WHAT YOU SHOULD DO —
Copy out all lines with the word "legend" in them.

************

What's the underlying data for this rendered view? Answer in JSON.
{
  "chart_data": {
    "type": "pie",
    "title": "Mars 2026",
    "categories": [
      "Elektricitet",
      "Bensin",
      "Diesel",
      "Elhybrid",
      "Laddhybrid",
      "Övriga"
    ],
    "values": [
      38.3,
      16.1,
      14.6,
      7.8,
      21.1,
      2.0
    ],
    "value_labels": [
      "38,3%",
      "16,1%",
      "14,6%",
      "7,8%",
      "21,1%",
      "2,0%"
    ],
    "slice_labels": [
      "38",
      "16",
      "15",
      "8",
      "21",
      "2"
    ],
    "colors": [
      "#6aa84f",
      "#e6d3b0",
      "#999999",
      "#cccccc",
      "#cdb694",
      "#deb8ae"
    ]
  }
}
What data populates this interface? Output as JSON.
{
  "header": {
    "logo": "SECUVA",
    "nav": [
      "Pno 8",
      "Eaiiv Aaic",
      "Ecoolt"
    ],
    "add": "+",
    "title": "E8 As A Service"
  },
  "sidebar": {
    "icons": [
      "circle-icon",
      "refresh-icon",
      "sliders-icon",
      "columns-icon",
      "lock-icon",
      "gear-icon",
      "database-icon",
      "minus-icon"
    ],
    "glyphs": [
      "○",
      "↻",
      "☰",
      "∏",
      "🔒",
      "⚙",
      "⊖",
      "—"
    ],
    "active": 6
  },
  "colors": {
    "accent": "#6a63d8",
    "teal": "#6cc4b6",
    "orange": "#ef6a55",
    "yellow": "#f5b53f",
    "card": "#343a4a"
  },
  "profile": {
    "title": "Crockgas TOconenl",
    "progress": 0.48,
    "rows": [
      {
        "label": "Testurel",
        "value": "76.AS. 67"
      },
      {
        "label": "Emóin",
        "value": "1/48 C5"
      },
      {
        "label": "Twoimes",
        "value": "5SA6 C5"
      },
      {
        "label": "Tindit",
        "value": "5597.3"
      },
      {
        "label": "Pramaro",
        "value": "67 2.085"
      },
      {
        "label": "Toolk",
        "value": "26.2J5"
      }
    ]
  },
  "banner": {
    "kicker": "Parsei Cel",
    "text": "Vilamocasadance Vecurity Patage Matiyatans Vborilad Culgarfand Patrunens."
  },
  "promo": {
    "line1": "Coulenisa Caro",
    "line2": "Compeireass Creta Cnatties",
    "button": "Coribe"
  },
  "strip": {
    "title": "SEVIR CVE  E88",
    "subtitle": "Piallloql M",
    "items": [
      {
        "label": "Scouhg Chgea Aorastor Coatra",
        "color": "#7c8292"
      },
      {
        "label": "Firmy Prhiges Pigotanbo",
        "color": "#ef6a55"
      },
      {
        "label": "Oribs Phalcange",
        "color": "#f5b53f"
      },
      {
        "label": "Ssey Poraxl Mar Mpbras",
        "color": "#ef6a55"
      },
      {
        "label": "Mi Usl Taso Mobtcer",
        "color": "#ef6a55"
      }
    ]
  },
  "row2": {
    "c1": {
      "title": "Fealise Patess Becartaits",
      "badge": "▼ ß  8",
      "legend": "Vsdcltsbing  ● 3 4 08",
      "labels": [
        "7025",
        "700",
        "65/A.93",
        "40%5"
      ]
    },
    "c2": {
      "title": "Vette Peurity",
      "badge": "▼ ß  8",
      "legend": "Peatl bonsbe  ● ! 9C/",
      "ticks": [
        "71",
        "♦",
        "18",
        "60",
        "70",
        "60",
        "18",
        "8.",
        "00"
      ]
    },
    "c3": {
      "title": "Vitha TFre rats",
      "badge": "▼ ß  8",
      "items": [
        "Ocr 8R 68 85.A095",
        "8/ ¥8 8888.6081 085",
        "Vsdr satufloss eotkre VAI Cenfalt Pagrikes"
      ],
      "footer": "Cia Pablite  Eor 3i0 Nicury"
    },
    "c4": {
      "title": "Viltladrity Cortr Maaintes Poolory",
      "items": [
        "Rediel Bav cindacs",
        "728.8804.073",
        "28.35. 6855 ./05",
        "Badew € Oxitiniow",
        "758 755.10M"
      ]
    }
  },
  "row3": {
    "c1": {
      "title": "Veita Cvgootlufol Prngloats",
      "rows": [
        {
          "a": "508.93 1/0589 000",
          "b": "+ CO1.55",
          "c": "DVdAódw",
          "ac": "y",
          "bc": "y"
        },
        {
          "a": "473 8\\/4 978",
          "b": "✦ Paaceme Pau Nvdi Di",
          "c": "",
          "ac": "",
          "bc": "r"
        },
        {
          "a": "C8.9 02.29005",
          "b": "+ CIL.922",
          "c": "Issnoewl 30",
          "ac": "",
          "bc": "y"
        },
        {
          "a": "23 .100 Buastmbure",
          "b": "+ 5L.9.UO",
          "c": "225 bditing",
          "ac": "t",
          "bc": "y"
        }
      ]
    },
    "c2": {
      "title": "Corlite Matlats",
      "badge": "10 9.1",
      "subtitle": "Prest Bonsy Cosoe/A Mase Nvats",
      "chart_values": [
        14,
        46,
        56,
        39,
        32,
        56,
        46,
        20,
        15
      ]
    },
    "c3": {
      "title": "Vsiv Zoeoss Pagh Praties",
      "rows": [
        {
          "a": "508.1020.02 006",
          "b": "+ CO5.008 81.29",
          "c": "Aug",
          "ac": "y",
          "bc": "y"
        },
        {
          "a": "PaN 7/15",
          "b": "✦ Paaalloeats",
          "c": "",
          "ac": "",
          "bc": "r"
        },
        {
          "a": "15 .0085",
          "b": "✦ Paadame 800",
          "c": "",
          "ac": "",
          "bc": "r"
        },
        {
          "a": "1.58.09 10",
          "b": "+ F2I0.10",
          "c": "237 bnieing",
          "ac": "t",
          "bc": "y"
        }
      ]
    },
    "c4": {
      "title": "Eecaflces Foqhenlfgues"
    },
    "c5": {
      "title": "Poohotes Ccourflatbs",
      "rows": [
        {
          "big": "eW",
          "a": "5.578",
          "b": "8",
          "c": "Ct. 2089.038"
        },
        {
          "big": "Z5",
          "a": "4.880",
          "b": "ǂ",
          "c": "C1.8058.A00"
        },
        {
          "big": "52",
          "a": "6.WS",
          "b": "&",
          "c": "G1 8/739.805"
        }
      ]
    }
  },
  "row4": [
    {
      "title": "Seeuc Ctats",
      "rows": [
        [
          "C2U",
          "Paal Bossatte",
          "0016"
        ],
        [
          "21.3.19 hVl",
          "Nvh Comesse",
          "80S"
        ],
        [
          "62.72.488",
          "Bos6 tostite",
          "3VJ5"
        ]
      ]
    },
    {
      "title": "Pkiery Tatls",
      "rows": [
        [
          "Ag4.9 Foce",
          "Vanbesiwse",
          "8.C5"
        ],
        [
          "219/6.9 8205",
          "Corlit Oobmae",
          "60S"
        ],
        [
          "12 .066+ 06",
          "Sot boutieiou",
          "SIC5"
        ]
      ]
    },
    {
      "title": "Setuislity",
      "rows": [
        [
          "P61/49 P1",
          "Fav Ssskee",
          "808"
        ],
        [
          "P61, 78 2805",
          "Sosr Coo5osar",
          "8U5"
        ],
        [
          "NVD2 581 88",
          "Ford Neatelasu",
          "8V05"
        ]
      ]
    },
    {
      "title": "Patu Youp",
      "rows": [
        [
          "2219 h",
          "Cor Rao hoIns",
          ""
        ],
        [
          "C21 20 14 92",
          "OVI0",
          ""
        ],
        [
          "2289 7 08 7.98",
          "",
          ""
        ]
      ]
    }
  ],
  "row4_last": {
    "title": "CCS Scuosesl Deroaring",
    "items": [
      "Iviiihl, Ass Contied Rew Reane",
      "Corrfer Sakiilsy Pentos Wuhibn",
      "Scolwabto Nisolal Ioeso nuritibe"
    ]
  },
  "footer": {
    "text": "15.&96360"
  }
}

************

SOLVED PROBLEM —
      "legend": "Vsdcltsbing  ● 3 4 08",
      "legend": "Peatl bonsbe  ● ! 9C/",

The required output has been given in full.